Textauszug |
━━━━━━━━

Das steckt dahinter: Nachhaltigkeit bei der Spessart Tourismus GmbH
Donnerstag, 02.11.2023
von MORITZ PAPPERT
SPESSART - Der Spessart ist eine Tourismus-Region mitten in Deutschland. Besonders der unberührte Wald, der übrigens der größte zusammenhängende Laubmischwald in Deutschland ist, macht die Region einzigartig. Bei dieser Naturverbundenheit liegt auch das Thema Nachhaltigkeit nahe. Die Spessart Tourismus und Marketing GmbH hat es sich zur Aufgabe gemacht, den Tourismus in der Region nachhaltiger zu machen. Geschäftsführer Bernhard Mosbacher und seine Stellvertreterin Franziska Weber erklären im Interview, was genau dahintersteckt.
Wie genau definiert Ihr Nachhaltigkeit ?
Weber: „Auf den Tourismus bezogen ist Nachhaltigkeit für uns, dass wir die Entwicklung in der Region mit allen Leistungsträgern, die an der touristischen Wertschöpfungskette beteiligt sind, so gestalten, dass wir wirtschaftlich das Beste für die Region rausholen. Aber so, dass möglichst wenige negative Effekte entstehen. Es geht darum Wirtschaft, Umwelt und Soziales gleichrangig zu betrachten. In unserer Tourismusstrategie haben wir Nachhaltigkeit als Handlungsprinzip. Das bedeutet, dass wir bei allem was wir tun, immer das Thema Nachhaltigkeit mit betrachten.“
Wie gelingt das konkret?

━━━━━━━━

Aus einer Sammlung extrahierte Daten |
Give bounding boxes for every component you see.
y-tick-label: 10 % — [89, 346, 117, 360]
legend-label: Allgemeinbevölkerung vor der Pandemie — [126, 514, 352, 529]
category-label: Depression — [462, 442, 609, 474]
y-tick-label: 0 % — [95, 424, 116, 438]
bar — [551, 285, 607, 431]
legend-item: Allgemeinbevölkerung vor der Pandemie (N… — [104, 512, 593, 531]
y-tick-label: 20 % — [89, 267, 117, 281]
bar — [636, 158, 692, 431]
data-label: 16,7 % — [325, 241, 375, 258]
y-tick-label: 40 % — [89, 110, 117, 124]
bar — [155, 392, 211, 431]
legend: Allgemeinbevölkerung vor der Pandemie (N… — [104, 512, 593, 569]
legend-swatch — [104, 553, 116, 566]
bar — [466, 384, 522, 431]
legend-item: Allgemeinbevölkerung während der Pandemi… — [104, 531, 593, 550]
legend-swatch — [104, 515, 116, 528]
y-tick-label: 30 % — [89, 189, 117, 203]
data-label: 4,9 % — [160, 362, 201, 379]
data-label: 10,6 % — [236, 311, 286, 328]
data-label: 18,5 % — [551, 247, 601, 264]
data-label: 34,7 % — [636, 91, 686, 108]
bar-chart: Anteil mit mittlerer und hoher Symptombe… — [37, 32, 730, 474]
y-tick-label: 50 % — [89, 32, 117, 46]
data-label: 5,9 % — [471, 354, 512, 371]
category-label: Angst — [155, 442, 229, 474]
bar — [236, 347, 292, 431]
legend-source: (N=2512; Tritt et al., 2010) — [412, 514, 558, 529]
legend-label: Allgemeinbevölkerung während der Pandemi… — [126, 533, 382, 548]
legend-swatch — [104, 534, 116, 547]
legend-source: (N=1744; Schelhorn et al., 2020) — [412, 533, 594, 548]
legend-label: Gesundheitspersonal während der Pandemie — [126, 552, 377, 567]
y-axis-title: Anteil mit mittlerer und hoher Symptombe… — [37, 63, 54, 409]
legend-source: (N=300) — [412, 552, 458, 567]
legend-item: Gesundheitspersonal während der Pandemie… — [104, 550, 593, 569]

━━━━━━━━

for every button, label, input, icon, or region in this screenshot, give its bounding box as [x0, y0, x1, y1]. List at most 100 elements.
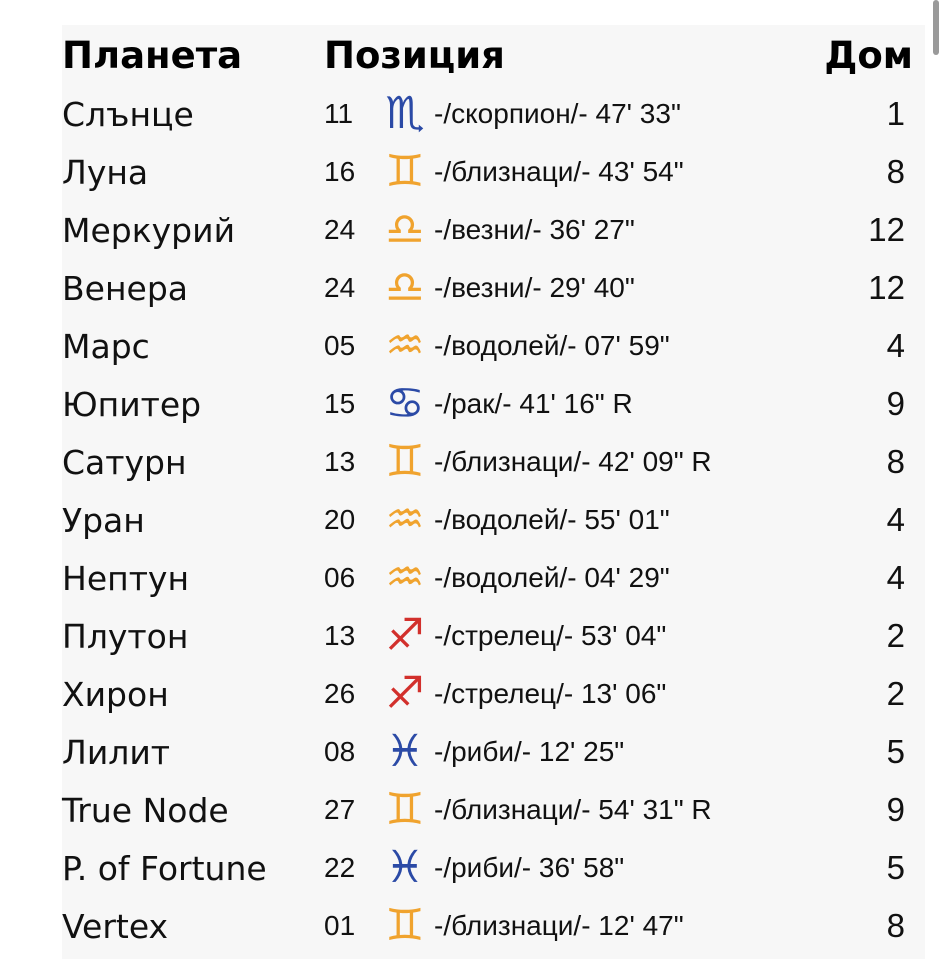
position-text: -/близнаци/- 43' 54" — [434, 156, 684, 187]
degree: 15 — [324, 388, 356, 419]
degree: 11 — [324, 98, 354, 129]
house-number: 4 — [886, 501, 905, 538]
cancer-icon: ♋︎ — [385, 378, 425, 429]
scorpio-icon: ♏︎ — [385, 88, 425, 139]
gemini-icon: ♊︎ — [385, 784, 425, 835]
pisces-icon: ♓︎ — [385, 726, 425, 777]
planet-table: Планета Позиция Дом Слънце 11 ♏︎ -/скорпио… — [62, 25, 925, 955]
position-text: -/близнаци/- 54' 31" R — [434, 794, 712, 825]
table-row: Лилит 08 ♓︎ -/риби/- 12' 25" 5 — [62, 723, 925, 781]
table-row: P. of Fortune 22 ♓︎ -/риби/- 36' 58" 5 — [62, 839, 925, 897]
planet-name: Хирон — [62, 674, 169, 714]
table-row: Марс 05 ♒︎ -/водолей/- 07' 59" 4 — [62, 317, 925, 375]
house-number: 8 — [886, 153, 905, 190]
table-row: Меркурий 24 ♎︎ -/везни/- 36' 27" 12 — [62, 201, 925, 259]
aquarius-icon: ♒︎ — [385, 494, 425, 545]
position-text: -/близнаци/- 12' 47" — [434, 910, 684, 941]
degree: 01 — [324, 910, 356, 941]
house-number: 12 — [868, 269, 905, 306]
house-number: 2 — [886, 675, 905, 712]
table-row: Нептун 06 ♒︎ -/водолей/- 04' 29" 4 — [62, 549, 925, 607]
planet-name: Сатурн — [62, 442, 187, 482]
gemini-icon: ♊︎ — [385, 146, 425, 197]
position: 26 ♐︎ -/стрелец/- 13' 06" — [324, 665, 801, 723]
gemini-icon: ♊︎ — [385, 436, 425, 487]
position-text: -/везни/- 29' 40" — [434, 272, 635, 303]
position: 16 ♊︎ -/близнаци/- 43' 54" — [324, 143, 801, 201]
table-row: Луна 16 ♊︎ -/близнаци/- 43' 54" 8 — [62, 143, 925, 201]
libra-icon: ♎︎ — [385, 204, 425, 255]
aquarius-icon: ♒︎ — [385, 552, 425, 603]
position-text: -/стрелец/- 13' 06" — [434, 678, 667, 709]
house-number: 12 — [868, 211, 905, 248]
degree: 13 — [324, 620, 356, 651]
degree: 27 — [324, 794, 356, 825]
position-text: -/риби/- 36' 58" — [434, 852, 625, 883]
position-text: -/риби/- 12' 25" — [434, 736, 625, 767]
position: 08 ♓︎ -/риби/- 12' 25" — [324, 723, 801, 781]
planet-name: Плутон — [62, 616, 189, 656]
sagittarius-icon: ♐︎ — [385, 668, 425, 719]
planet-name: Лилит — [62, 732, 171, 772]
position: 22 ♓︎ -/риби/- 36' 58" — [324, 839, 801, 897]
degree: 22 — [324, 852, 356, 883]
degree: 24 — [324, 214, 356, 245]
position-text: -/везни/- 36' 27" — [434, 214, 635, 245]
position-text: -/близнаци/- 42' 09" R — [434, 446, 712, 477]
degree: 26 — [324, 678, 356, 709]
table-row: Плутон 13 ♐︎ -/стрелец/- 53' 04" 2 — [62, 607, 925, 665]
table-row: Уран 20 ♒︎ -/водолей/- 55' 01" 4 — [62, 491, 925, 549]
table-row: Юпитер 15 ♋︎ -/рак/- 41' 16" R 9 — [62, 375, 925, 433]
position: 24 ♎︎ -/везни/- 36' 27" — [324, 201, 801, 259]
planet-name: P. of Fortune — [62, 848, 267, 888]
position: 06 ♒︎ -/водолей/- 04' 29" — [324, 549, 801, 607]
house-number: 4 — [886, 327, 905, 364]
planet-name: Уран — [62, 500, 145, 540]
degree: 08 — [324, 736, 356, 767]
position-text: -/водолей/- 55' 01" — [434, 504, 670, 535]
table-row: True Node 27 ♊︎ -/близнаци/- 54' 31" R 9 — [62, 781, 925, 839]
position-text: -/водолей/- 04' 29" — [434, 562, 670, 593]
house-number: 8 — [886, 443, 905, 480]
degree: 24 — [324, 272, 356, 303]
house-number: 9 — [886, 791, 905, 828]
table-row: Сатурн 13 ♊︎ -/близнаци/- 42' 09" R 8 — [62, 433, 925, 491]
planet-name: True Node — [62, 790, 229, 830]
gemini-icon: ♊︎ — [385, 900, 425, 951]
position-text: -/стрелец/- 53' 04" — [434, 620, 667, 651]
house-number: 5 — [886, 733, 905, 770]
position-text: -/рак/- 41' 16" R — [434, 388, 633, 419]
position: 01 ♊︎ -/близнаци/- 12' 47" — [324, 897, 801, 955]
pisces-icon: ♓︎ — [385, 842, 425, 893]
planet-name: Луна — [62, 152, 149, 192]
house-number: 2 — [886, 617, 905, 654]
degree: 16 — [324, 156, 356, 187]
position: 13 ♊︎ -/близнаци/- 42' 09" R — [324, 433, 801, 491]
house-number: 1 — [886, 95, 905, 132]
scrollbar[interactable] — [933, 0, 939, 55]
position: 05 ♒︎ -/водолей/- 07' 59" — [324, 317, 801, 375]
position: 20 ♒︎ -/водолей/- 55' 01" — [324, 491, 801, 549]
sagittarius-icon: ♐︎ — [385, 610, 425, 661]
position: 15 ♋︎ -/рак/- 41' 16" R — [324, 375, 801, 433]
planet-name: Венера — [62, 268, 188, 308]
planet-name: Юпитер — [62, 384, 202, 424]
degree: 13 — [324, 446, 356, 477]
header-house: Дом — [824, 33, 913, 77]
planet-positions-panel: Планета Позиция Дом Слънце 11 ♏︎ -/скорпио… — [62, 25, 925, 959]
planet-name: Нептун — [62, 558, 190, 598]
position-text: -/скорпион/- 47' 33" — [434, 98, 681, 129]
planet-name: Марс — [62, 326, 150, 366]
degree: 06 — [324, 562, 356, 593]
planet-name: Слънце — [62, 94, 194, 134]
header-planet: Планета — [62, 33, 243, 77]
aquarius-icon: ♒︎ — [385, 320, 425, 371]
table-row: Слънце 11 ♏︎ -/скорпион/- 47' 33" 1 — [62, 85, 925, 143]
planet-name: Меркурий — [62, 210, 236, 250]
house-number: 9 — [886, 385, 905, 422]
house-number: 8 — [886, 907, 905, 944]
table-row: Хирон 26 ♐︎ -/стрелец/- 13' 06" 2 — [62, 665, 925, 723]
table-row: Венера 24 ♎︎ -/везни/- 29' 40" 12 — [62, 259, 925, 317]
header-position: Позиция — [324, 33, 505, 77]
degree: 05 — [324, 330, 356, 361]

━━━━━━━━

Kurze Aufgabe 1 | Aktualisiere in den Datensätzen die Zeilen zwischen der Zeile mit „Give bounding boxes“ und der Zeile mit „data-label: 18,5 % — [551, 247, 601, 264]“, beide einschließlich, indem du „Allgemeinbevölkerung“ durch „Gesamtbevölkerung“ ersetzt. Alles andere bleibt unverändert.
Kurze Aufgabe 2 | Setze den Text über Nachhaltigkeit im Spessart dort fort, wo er aufhört.
Der Text über Nachhaltigkeit im Spessart und die Datensätze haben inhaltlich nichts miteinander zu tun.

Lösung 1 |
Give bounding boxes for every component you see.
y-tick-label: 10 % — [89, 346, 117, 360]
legend-label: Gesamtbevölkerung vor der Pandemie — [126, 514, 352, 529]
category-label: Depression — [462, 442, 609, 474]
y-tick-label: 0 % — [95, 424, 116, 438]
bar — [551, 285, 607, 431]
legend-item: Gesamtbevölkerung vor der Pandemie (N… — [104, 512, 593, 531]
y-tick-label: 20 % — [89, 267, 117, 281]
bar — [636, 158, 692, 431]
data-label: 16,7 % — [325, 241, 375, 258]
y-tick-label: 40 % — [89, 110, 117, 124]
bar — [155, 392, 211, 431]
legend: Gesamtbevölkerung vor der Pandemie (N… — [104, 512, 593, 569]
legend-swatch — [104, 553, 116, 566]
bar — [466, 384, 522, 431]
legend-item: Gesamtbevölkerung während der Pandemi… — [104, 531, 593, 550]
legend-swatch — [104, 515, 116, 528]
y-tick-label: 30 % — [89, 189, 117, 203]
data-label: 4,9 % — [160, 362, 201, 379]
data-label: 10,6 % — [236, 311, 286, 328]
data-label: 18,5 % — [551, 247, 601, 264]

Lösung 2 |
Weber: „Für uns ist das auch eine großer Herausforderung. Es ist ja in jeder Branche auch ein bisschen anders. Deshalb haben wir uns für die Zertifizierung zum nachhaltigen Reiseziel entschieden. Der Vorteil ist, dass die Zertifizierung extra für Tourismusdestinationen entwickelt wurde. Es gibt dort Kriterien in den Bereichen Soziales, Management, Ökologie und Umwelt. Uns geben die Kriterien eine Orientierung. Wenn wir neue Projekte gestalten, können wir daran evaluieren, wie wir die Kriterien berücksichtigen können. Die Kriterien sind die Grundlage für die Entscheidungen.“
Mosbacher: „Ein Beispiel ist auch der Ressourcenverbrauch. Wir mussten zum Beispiel schätzen, wie viel Papier wir verbrauchen. Oder auch die Abfallmenge messen. Das sind aber nur einige Beispiele von 80 verschiedenen Punkten. Da bekommt man aber eine Vorstellung, was das konkret bedeutet.“
Lohnt sich der Aufwand, sich damit zu beschäftigen, auch wirtschaftlich?
Weber: „Das wirtschaftliche ist dabei genauso wichtig, wie Umwelt und Soziales. Das regt oft zum Umdenken an. Also ob wir auch über einen anderen Weg an unser Ziel kommen.“
Mosbacher: „Wenn wir herausfinden, dass wir beispielsweise bei dem Druck unserer Magazine Papier einsparen müssen, dann ist das auch eine wirtschaftliche Dimension, um Kosten zu sparen. Dann müssen wir eben mehr online machen.“
Also ist das nachhaltige Denken auch eine Chance, die eigenen Arbeitsabläufe und Strukturen zu überdenken?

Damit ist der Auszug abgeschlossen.